(YOUR GOAL): Return all of the data exactly as written, without the pictures.
==== PROVIDED INFORMATION
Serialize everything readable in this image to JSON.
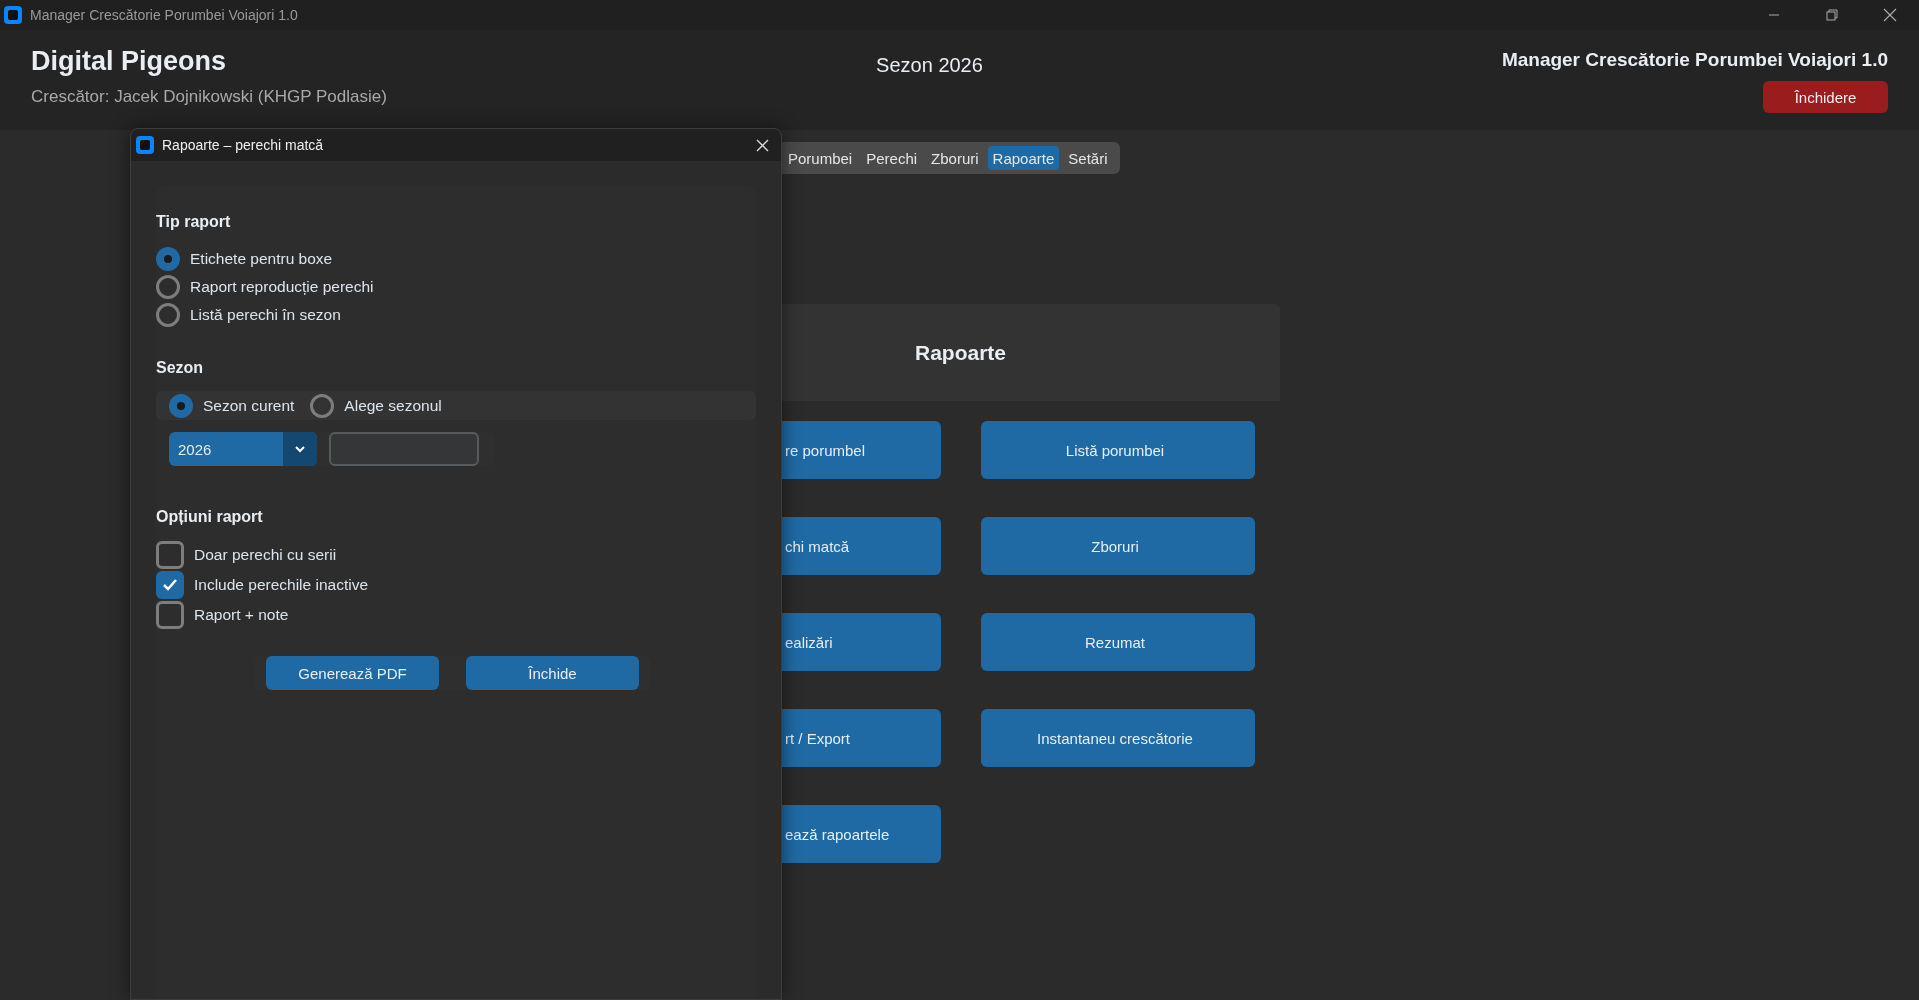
{
  "window": {
    "title": "Manager Crescătorie Porumbei Voiajori 1.0"
  },
  "header": {
    "app_name": "Digital Pigeons",
    "breeder": "Crescător: Jacek Dojnikowski (KHGP Podlasie)",
    "season": "Sezon 2026",
    "title": "Manager Crescătorie Porumbei Voiajori 1.0",
    "close_button": "Închidere"
  },
  "tabs": [
    {
      "label": "Porumbei",
      "selected": false
    },
    {
      "label": "Perechi",
      "selected": false
    },
    {
      "label": "Zboruri",
      "selected": false
    },
    {
      "label": "Rapoarte",
      "selected": true
    },
    {
      "label": "Setări",
      "selected": false
    }
  ],
  "reports_panel": {
    "title": "Rapoarte",
    "buttons": [
      {
        "label": "re porumbel",
        "kind": "clipped"
      },
      {
        "label": "Listă porumbei",
        "kind": "full"
      },
      {
        "label": "chi matcă",
        "kind": "clipped"
      },
      {
        "label": "Zboruri",
        "kind": "full"
      },
      {
        "label": "ealizări",
        "kind": "clipped"
      },
      {
        "label": "Rezumat",
        "kind": "full"
      },
      {
        "label": "rt / Export",
        "kind": "clipped"
      },
      {
        "label": "Instantaneu crescătorie",
        "kind": "full"
      },
      {
        "label": "ează rapoartele",
        "kind": "clipped"
      }
    ]
  },
  "dialog": {
    "title": "Rapoarte – perechi matcă",
    "report_type": {
      "heading": "Tip raport",
      "options": [
        {
          "label": "Etichete pentru boxe",
          "selected": true
        },
        {
          "label": "Raport reproducție perechi",
          "selected": false
        },
        {
          "label": "Listă perechi în sezon",
          "selected": false
        }
      ]
    },
    "season": {
      "heading": "Sezon",
      "options": [
        {
          "label": "Sezon curent",
          "selected": true
        },
        {
          "label": "Alege sezonul",
          "selected": false
        }
      ],
      "dropdown_value": "2026"
    },
    "report_options": {
      "heading": "Opțiuni raport",
      "checkboxes": [
        {
          "label": "Doar perechi cu serii",
          "checked": false
        },
        {
          "label": "Include perechile inactive",
          "checked": true
        },
        {
          "label": "Raport + note",
          "checked": false
        }
      ]
    },
    "buttons": [
      "Generează PDF",
      "Închide"
    ]
  }
}
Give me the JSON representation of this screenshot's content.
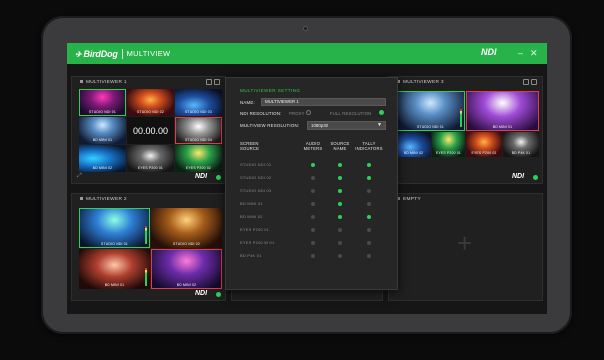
========
(PROBLEM SOLUTION):
Serialize everything readable in this image to JSON.
{
  "window": {
    "title": "Manager Crescătorie Porumbei Voiajori 1.0"
  },
  "header": {
    "app_name": "Digital Pigeons",
    "breeder": "Crescător: Jacek Dojnikowski (KHGP Podlasie)",
    "season": "Sezon 2026",
    "title": "Manager Crescătorie Porumbei Voiajori 1.0",
    "close_button": "Închidere"
  },
  "tabs": [
    {
      "label": "Porumbei",
      "selected": false
    },
    {
      "label": "Perechi",
      "selected": false
    },
    {
      "label": "Zboruri",
      "selected": false
    },
    {
      "label": "Rapoarte",
      "selected": true
    },
    {
      "label": "Setări",
      "selected": false
    }
  ],
  "reports_panel": {
    "title": "Rapoarte",
    "buttons": [
      {
        "label": "re porumbel",
        "kind": "clipped"
      },
      {
        "label": "Listă porumbei",
        "kind": "full"
      },
      {
        "label": "chi matcă",
        "kind": "clipped"
      },
      {
        "label": "Zboruri",
        "kind": "full"
      },
      {
        "label": "ealizări",
        "kind": "clipped"
      },
      {
        "label": "Rezumat",
        "kind": "full"
      },
      {
        "label": "rt / Export",
        "kind": "clipped"
      },
      {
        "label": "Instantaneu crescătorie",
        "kind": "full"
      },
      {
        "label": "ează rapoartele",
        "kind": "clipped"
      }
    ]
  },
  "dialog": {
    "title": "Rapoarte – perechi matcă",
    "report_type": {
      "heading": "Tip raport",
      "options": [
        {
          "label": "Etichete pentru boxe",
          "selected": true
        },
        {
          "label": "Raport reproducție perechi",
          "selected": false
        },
        {
          "label": "Listă perechi în sezon",
          "selected": false
        }
      ]
    },
    "season": {
      "heading": "Sezon",
      "options": [
        {
          "label": "Sezon curent",
          "selected": true
        },
        {
          "label": "Alege sezonul",
          "selected": false
        }
      ],
      "dropdown_value": "2026"
    },
    "report_options": {
      "heading": "Opțiuni raport",
      "checkboxes": [
        {
          "label": "Doar perechi cu serii",
          "checked": false
        },
        {
          "label": "Include perechile inactive",
          "checked": true
        },
        {
          "label": "Raport + note",
          "checked": false
        }
      ]
    },
    "buttons": [
      "Generează PDF",
      "Închide"
    ]
  }
}
Give me the JSON representation of this screenshot's content.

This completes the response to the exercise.